> **Exercise material**:
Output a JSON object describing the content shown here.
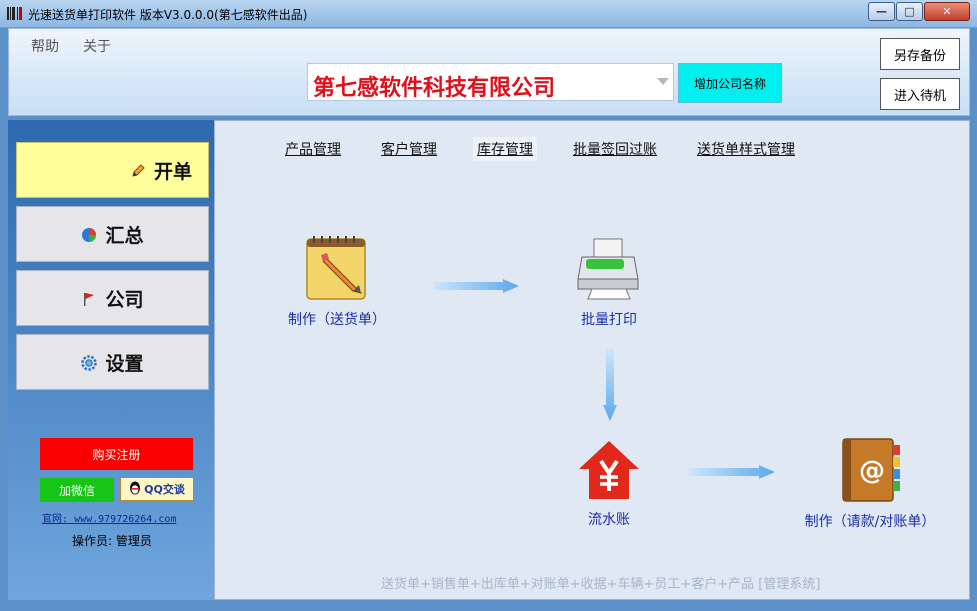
{
  "window": {
    "title": "光速送货单打印软件 版本V3.0.0.0(第七感软件出品)",
    "minimize": "—",
    "maximize": "□",
    "close": "✕"
  },
  "menu": [
    "帮助",
    "关于"
  ],
  "header": {
    "company_name": "第七感软件科技有限公司",
    "add_company": "增加公司名称",
    "save_backup": "另存备份",
    "standby": "进入待机"
  },
  "sidebar": {
    "items": [
      {
        "label": "开单",
        "icon": "pencil-icon",
        "active": true
      },
      {
        "label": "汇总",
        "icon": "pie-chart-icon",
        "active": false
      },
      {
        "label": "公司",
        "icon": "flag-icon",
        "active": false
      },
      {
        "label": "设置",
        "icon": "gear-icon",
        "active": false
      }
    ],
    "buy_register": "购买注册",
    "add_wechat": "加微信",
    "qq_chat": "QQ交谈",
    "website_label": "官网:",
    "website_url": "www.979726264.com",
    "operator": "操作员: 管理员"
  },
  "topnav": [
    "产品管理",
    "客户管理",
    "库存管理",
    "批量签回过账",
    "送货单样式管理"
  ],
  "flow": {
    "make": "制作（送货单）",
    "batch_print": "批量打印",
    "ledger": "流水账",
    "make_invoice": "制作（请款/对账单）"
  },
  "footer": "送货单+销售单+出库单+对账单+收据+车辆+员工+客户+产品 [管理系统]",
  "colors": {
    "company_red": "#e0101b",
    "add_company_bg": "#00f0f0",
    "active_nav": "#ffff9c",
    "buy_red": "#fa0000",
    "wechat_green": "#16c416",
    "link_blue": "#1d2ea8"
  }
}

> **Goal**:
Repeat the data exactly, dropping every picture it holds.

> **Solution for this task**:
Output a JSON object describing the content shown here.
{
  "window": {
    "title": "光速送货单打印软件 版本V3.0.0.0(第七感软件出品)",
    "minimize": "—",
    "maximize": "□",
    "close": "✕"
  },
  "menu": [
    "帮助",
    "关于"
  ],
  "header": {
    "company_name": "第七感软件科技有限公司",
    "add_company": "增加公司名称",
    "save_backup": "另存备份",
    "standby": "进入待机"
  },
  "sidebar": {
    "items": [
      {
        "label": "开单",
        "icon": "pencil-icon",
        "active": true
      },
      {
        "label": "汇总",
        "icon": "pie-chart-icon",
        "active": false
      },
      {
        "label": "公司",
        "icon": "flag-icon",
        "active": false
      },
      {
        "label": "设置",
        "icon": "gear-icon",
        "active": false
      }
    ],
    "buy_register": "购买注册",
    "add_wechat": "加微信",
    "qq_chat": "QQ交谈",
    "website_label": "官网:",
    "website_url": "www.979726264.com",
    "operator": "操作员: 管理员"
  },
  "topnav": [
    "产品管理",
    "客户管理",
    "库存管理",
    "批量签回过账",
    "送货单样式管理"
  ],
  "flow": {
    "make": "制作（送货单）",
    "batch_print": "批量打印",
    "ledger": "流水账",
    "make_invoice": "制作（请款/对账单）"
  },
  "footer": "送货单+销售单+出库单+对账单+收据+车辆+员工+客户+产品 [管理系统]",
  "colors": {
    "company_red": "#e0101b",
    "add_company_bg": "#00f0f0",
    "active_nav": "#ffff9c",
    "buy_red": "#fa0000",
    "wechat_green": "#16c416",
    "link_blue": "#1d2ea8"
  }
}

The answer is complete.